# [DOCUMENT SECTION]
⁂
To me that doesn't sound like the swift downfall of America that you predict.

You did a very poor job of "quoting" me Sliver :hmm:

If you quoted me correctly you would have noticed that I said "some have said" and "maybe"... as in if the dollar does not run into any major problems, like many here are saying, the US still faces a long haul of a war that has taken quite an economic toll already in just a few years... "where is the US going to get the money to pay for this ever increasing misadventure? China? Just keep borrowing from the next superpower until what?" Until what? Care to take a shot at that question? ;)

And that would be a platinum tongue... always been more fond of platinum than silver :)

Saudi Arabia ready to ditch the dollar to protect value of riyal

Saudi Arabia may be considering revaluing its riyal currency to calm concerns about the Gulf region’s link to the falling US dollar, according to a report yesterday in the al-Riyadh newspaper, which is close to the Saudi Arabian ruling family.
⁂
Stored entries
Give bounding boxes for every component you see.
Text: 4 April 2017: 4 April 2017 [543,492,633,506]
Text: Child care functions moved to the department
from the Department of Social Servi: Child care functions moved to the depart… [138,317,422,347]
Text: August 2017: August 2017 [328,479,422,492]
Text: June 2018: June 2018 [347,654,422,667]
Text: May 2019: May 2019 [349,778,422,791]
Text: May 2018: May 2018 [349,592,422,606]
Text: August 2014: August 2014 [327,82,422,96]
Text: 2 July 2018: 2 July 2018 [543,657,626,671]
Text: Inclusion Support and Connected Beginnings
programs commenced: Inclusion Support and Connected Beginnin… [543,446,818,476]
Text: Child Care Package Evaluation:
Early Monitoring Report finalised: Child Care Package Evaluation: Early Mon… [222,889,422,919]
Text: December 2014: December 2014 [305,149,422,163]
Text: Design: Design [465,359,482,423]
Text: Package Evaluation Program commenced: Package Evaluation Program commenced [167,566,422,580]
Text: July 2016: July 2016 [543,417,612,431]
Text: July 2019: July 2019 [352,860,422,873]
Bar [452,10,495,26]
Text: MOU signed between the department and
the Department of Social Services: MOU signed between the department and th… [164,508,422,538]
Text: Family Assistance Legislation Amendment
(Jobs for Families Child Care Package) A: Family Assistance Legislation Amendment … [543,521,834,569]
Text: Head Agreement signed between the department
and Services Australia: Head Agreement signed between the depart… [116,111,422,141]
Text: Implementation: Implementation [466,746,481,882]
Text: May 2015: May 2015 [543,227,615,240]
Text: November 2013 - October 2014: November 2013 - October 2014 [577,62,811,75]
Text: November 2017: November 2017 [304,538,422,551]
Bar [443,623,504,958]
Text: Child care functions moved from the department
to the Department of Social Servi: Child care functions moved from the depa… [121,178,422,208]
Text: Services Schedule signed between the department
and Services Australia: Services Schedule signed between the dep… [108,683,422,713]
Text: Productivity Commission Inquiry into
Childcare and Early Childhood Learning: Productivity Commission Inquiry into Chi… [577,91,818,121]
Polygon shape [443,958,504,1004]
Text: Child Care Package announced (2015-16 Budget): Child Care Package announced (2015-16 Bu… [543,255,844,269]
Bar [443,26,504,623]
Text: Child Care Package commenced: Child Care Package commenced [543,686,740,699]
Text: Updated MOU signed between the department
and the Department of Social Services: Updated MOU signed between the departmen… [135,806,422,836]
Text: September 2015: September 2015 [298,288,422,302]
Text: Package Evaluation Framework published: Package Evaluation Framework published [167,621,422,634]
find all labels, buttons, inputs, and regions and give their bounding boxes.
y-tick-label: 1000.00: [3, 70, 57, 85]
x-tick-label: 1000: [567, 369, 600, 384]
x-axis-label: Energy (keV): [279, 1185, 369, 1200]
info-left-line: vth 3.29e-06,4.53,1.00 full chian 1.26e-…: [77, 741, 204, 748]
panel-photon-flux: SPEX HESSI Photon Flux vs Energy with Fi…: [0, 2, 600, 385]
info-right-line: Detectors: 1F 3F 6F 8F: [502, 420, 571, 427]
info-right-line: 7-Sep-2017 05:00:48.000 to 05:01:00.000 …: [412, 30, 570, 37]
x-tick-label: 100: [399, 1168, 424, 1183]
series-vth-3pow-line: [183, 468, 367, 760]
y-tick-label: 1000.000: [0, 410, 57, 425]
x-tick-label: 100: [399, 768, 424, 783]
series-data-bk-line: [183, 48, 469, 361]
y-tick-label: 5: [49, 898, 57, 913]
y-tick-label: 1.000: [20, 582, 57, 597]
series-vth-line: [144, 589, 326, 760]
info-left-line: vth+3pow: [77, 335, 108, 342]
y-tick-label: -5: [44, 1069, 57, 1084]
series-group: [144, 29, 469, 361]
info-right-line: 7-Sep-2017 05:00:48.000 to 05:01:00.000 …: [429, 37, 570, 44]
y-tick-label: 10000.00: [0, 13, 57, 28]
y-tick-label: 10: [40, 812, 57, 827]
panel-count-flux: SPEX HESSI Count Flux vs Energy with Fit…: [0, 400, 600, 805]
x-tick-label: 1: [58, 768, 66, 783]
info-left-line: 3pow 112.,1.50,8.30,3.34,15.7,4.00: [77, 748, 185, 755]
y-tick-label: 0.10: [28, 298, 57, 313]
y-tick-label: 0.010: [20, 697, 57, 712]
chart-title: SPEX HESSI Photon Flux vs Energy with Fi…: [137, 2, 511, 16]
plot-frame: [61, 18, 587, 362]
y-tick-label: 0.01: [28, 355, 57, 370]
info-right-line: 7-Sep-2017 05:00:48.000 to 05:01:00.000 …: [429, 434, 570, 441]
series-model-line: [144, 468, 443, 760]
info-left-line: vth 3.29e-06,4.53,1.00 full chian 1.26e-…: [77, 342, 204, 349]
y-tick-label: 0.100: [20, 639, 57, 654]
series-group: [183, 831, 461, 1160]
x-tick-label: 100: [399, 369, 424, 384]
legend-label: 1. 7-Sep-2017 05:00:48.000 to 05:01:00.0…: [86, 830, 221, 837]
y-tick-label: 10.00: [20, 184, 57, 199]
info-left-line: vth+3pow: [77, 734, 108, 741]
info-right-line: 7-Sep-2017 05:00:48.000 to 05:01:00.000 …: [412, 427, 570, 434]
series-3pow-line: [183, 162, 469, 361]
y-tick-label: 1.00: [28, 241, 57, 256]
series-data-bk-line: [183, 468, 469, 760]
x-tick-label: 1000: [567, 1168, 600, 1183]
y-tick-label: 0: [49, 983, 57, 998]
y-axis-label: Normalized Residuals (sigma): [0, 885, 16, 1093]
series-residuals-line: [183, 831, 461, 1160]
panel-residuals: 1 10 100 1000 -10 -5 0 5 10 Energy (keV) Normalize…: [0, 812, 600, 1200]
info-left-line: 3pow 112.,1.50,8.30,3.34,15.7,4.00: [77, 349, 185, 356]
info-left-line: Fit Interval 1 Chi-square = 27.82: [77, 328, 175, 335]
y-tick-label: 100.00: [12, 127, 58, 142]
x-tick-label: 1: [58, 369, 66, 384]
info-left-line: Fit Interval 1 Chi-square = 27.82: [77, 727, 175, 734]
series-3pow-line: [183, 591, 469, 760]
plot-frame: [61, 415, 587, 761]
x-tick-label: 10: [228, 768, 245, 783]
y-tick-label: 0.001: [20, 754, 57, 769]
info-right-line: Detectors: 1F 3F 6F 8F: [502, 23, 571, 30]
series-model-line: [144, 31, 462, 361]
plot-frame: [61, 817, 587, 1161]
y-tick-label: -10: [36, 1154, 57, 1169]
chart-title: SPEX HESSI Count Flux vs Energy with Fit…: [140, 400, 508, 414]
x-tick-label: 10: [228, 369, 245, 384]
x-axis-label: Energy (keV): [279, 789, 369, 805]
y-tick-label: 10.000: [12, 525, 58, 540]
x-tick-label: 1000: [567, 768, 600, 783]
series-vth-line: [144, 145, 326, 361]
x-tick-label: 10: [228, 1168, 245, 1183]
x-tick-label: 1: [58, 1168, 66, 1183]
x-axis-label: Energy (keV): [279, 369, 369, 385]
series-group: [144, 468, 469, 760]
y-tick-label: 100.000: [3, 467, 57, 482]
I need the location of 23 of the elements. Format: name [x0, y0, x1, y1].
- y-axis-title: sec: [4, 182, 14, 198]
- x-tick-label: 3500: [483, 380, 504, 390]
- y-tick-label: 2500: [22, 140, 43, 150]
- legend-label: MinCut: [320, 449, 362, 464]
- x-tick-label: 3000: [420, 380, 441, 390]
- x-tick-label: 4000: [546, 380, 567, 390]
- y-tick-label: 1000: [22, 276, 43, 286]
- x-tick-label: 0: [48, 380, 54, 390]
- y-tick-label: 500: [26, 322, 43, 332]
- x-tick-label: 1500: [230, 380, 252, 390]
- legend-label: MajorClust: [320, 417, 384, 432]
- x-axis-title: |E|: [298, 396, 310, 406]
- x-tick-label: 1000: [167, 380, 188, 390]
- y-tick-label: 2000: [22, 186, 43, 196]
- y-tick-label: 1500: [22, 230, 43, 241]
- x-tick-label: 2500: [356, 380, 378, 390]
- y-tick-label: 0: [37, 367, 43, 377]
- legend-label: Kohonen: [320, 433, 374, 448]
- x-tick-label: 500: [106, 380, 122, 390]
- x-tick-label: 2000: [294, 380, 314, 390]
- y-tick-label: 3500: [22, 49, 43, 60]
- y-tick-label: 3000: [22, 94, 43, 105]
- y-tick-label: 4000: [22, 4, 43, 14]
⁂
# [PROBLEM]
Retype the stretch of the forum post about the US dollar from "If you quoted" through "that question? ;)". You will not need the data for this.

# [FINAL RESULT]
If you quoted me correctly you would have noticed that I said "some have said" and "maybe"... as in if the dollar does not run into any major problems, like many here are saying, the US still faces a long haul of a war that has taken quite an economic toll already in just a few years... "where is the US going to get the money to pay for this ever increasing misadventure? China? Just keep borrowing from the next superpower until what?" Until what? Care to take a shot at that question? ;)